## PROBLEM TO SOLVE
Copy out the data exactly, leaving the pictures behind.

* * * *

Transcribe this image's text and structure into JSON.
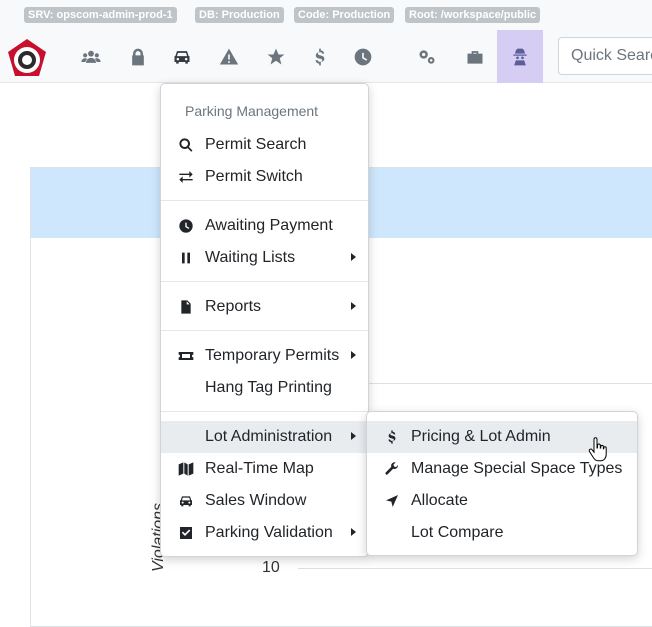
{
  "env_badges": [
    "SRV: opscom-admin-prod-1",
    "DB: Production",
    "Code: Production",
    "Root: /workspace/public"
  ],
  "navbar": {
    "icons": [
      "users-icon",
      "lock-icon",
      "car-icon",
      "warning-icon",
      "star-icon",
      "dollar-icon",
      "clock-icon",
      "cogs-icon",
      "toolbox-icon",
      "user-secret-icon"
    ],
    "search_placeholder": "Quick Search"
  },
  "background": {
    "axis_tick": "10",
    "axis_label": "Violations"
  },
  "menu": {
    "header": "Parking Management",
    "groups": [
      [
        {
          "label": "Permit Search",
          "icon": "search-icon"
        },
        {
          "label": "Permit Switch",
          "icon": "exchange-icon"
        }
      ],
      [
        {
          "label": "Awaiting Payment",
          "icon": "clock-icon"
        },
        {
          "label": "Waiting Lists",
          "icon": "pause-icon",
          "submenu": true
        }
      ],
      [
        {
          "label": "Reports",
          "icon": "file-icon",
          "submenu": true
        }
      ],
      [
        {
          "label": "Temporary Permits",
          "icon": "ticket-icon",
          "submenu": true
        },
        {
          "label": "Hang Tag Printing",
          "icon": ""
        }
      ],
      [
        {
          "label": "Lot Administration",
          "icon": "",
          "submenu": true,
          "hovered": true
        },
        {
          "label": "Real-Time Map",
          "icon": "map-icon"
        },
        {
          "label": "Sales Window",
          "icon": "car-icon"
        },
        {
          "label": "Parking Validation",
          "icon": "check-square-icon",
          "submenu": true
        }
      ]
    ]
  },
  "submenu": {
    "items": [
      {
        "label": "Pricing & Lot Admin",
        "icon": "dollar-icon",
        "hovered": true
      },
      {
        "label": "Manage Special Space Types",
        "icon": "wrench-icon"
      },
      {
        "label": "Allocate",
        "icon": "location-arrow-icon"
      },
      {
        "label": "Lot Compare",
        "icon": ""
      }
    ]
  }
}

* * * *

## ANSWER
Transcribe this image's text and structure into JSON.
{
  "env_badges": [
    "SRV: opscom-admin-prod-1",
    "DB: Production",
    "Code: Production",
    "Root: /workspace/public"
  ],
  "navbar": {
    "icons": [
      "users-icon",
      "lock-icon",
      "car-icon",
      "warning-icon",
      "star-icon",
      "dollar-icon",
      "clock-icon",
      "cogs-icon",
      "toolbox-icon",
      "user-secret-icon"
    ],
    "search_placeholder": "Quick Search"
  },
  "background": {
    "axis_tick": "10",
    "axis_label": "Violations"
  },
  "menu": {
    "header": "Parking Management",
    "groups": [
      [
        {
          "label": "Permit Search",
          "icon": "search-icon"
        },
        {
          "label": "Permit Switch",
          "icon": "exchange-icon"
        }
      ],
      [
        {
          "label": "Awaiting Payment",
          "icon": "clock-icon"
        },
        {
          "label": "Waiting Lists",
          "icon": "pause-icon",
          "submenu": true
        }
      ],
      [
        {
          "label": "Reports",
          "icon": "file-icon",
          "submenu": true
        }
      ],
      [
        {
          "label": "Temporary Permits",
          "icon": "ticket-icon",
          "submenu": true
        },
        {
          "label": "Hang Tag Printing",
          "icon": ""
        }
      ],
      [
        {
          "label": "Lot Administration",
          "icon": "",
          "submenu": true,
          "hovered": true
        },
        {
          "label": "Real-Time Map",
          "icon": "map-icon"
        },
        {
          "label": "Sales Window",
          "icon": "car-icon"
        },
        {
          "label": "Parking Validation",
          "icon": "check-square-icon",
          "submenu": true
        }
      ]
    ]
  },
  "submenu": {
    "items": [
      {
        "label": "Pricing & Lot Admin",
        "icon": "dollar-icon",
        "hovered": true
      },
      {
        "label": "Manage Special Space Types",
        "icon": "wrench-icon"
      },
      {
        "label": "Allocate",
        "icon": "location-arrow-icon"
      },
      {
        "label": "Lot Compare",
        "icon": ""
      }
    ]
  }
}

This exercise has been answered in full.